= TEXT SECTION =
================

June 12, 2009 |  7:47 pm

LA Arts Town Hall exterior More than 500 artists, art leaders, city and county government representatives and potential arts funders convened today at the Japanese American Cultural Community Center for the 2009 LA Arts Town Hall.

This morning, Culture Monster reported on a chat that took place earlier this week with keynote speaker Robert L. Lynch, president and chief executive of the Washington, D.C., arts advocacy organization Americans for the Arts.

And this evening, we caught up with a rather ebullient Lynch as he prepared to fly back to Washington after the day's activities.

"First of all, I thought there was a great turnout, lots of people — and that in and of itself is testimony to the value of the arts to this community," he said. Lynch was particularly pleased by the mix of people, which included not only the requisite representatives of arts organizations but also government officials and their staffers. "You also had folks from the private sector — a number of funders, which was absolutely terrific; it shows an interest in partnership with the arts community."  

Arts LA Town Hall 110 Added Lynch, "I saw and sensed a lot of optimism -- not naivete, but optimism. And I was hearing from government representatives, Olga Garay from the city and Laura Zucker from the county, that L.A. is not seeing the kinds of slashes that some communities are facing right now."

As an emissary from inside the Beltway, Lynch said he talked to Angelenos about the "community service interest of the Obama administration, and how the arts here can tap into that.

"I tried to give them a message of the hope that I see right now," Lynch continued. "And that's true whether it's energy from Washington, from a Congress and a White House that is energized about the arts right now, or whether I'm energized about working with people across America — but in particular, in Los Angeles. I want to come back."

================

= RECORDS PROVIDED =
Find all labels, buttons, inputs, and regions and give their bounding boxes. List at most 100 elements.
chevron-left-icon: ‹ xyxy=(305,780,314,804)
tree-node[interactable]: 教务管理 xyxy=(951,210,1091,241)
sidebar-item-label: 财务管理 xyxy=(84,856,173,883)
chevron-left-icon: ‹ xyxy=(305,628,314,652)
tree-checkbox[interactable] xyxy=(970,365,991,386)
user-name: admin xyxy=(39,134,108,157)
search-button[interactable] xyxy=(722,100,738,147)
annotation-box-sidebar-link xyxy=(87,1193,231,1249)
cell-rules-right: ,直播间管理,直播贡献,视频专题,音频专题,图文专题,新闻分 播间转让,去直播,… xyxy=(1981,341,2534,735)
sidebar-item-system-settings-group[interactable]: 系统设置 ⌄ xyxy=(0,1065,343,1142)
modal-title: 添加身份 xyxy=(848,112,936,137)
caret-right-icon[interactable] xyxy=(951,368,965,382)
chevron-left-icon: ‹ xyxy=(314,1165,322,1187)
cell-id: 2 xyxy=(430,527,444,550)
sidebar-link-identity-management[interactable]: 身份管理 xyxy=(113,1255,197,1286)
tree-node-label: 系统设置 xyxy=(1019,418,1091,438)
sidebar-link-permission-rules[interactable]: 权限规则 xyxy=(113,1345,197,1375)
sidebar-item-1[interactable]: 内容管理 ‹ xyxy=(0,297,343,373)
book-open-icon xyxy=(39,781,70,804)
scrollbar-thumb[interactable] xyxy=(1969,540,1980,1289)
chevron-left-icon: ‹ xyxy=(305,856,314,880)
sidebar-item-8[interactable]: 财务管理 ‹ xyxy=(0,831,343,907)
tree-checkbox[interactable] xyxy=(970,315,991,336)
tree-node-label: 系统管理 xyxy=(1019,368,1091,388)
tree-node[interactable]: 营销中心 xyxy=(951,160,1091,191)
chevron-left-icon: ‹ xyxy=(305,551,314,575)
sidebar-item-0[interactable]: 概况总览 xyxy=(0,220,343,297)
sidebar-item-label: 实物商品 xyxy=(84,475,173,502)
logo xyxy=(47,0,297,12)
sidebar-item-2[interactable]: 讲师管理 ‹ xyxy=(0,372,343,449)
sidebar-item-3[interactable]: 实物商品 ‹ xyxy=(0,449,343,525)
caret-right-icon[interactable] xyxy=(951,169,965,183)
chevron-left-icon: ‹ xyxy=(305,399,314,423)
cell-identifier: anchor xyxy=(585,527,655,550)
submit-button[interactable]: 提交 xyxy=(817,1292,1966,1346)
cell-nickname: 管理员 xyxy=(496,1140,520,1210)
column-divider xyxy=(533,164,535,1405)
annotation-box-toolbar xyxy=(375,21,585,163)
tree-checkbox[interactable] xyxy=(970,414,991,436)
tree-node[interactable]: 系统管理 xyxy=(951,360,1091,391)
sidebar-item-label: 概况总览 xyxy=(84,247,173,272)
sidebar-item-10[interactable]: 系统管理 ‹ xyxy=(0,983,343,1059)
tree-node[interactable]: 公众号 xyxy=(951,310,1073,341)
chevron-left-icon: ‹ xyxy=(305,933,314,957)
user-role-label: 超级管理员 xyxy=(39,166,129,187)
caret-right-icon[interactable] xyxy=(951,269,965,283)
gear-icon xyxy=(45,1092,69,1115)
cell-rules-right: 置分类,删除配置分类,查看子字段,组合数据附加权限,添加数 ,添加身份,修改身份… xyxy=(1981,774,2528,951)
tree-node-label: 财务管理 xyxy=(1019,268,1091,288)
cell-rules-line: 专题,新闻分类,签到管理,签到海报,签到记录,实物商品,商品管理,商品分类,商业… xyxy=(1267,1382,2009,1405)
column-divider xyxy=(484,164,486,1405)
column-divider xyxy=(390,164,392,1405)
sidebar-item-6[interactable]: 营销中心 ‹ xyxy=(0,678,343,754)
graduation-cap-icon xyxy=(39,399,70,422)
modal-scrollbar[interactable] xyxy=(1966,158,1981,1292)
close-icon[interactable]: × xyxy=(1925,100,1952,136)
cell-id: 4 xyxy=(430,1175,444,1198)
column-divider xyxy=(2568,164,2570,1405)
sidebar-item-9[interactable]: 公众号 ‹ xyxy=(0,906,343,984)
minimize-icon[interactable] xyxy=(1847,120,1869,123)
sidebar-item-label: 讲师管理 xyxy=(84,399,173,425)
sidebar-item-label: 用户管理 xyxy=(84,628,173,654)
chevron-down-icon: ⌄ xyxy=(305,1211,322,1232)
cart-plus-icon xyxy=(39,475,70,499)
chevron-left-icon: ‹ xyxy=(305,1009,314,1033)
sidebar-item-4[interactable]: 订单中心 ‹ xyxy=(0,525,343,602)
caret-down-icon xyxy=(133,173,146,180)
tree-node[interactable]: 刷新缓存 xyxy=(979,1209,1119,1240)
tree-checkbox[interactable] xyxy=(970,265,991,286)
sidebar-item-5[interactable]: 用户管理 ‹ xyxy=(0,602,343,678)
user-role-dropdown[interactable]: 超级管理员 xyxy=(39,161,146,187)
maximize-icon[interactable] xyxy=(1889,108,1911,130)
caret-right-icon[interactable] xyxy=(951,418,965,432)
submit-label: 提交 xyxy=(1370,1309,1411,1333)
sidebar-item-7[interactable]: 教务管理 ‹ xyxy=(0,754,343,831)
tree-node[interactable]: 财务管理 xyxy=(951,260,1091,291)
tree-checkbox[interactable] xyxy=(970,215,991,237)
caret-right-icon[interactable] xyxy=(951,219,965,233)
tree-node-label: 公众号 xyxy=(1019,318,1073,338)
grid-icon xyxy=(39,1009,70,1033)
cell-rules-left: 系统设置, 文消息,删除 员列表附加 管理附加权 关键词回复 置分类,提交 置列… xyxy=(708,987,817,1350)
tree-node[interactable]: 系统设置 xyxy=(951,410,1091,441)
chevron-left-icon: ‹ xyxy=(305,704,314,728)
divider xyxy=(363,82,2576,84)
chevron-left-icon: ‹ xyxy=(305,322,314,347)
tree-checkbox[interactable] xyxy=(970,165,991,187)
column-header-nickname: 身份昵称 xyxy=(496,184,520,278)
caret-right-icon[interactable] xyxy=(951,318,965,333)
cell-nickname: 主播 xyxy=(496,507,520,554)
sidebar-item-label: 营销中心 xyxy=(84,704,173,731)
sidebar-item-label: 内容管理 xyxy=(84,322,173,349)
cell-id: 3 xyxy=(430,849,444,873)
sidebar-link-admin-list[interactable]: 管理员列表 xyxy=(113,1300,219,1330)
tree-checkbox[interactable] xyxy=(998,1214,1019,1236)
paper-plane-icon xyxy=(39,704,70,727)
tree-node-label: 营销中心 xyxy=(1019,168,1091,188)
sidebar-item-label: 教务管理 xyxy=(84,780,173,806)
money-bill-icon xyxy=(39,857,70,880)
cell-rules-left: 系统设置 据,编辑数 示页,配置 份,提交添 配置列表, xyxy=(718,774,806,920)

================

= ACTIVITY 1 =
Answer these questions about the text on the LA Arts Town Hall:
(a) At what venue did the 2009 LA Arts Town Hall take place?
(b) Which organization does Robert L. Lynch head?
(c) Which two government representatives does Lynch name as his sources on L.A.'s situation?
= ACTIVITY 2 =
Carry on the text on the LA Arts Town Hall, starting after its final sentence.
The items have no connection to the text on the LA Arts Town Hall.

= EXPECTED OUTPUT 1 =
(a) The Japanese American Cultural Community Center.
(b) Americans for the Arts, an arts advocacy organization in Washington, D.C.
(c) Olga Garay from the city and Laura Zucker from the county.

= EXPECTED OUTPUT 2 =
Added Lynch: "I feel informed, empowered.... I have to say congratulations to everyone.  I'm taking the red eye back to Washington, but I'm going back not tired, but enthused.  That might not be good for sleeping on a plane, but it's great."

— Diane Haithman

Photos: 2009 LA Arts Town Hall banner at the Japanese American Cultural Community Center; Robert L. Lynch. Credit: Diane Haithman/Los Angeles Times.

Comments () | Archives (3)

"Added Lynch: "I feel informed, empowered.... I have to say congratulations to everyone. I'm taking the red eye back to Washington, but I'm going back not tired, but enthused. That might not be good for sleeping on a plane, but it's great.""

Well, bully for him. What did the Los Angeles arts community get from yet another one of these sessions? Perhaps they can leverage synergies by cross-pollinating while tapping into the power of social networking and the Internet.

I like Burt's social networking suggestion but I'm tired of the "yet another one of these sessions" attitude. Hope and civic involvement are the essential ingredient in a number of recent wins for the arts. The Obama administration has increased arts funding and has policies to integrate arts into education, economic development and other areas. San Diego saved its $3.2 million arts education budget in a close school board vote two weeks ago. Santa Monica saved Bergamot Station from the wrecking ball a few months ago. In each case, it was artists' activism that made the difference. The LA Arts Town Hall was one good example of how we maintain an activist community. This is how it gets done.

David, the real problem with these kinds of events is the mistaking of advocacy for old fashioned rent-seeking. It is not artist advocacy that gets lasting results but community insistence that does so. Laura and Olga do tough and important work exceedingly well. But their jobs would be much easer if producers, presenters, and artists spent less time at meetings such as described above and more time making and presenting work that their communities felt was vital and irreplaceable. In any case we would all be better off by ceasing to advocate for the arts as if they were a slightly sexier mohair subsidy. We would at least be free of Lynch's risible statistics and flabby rhetoric.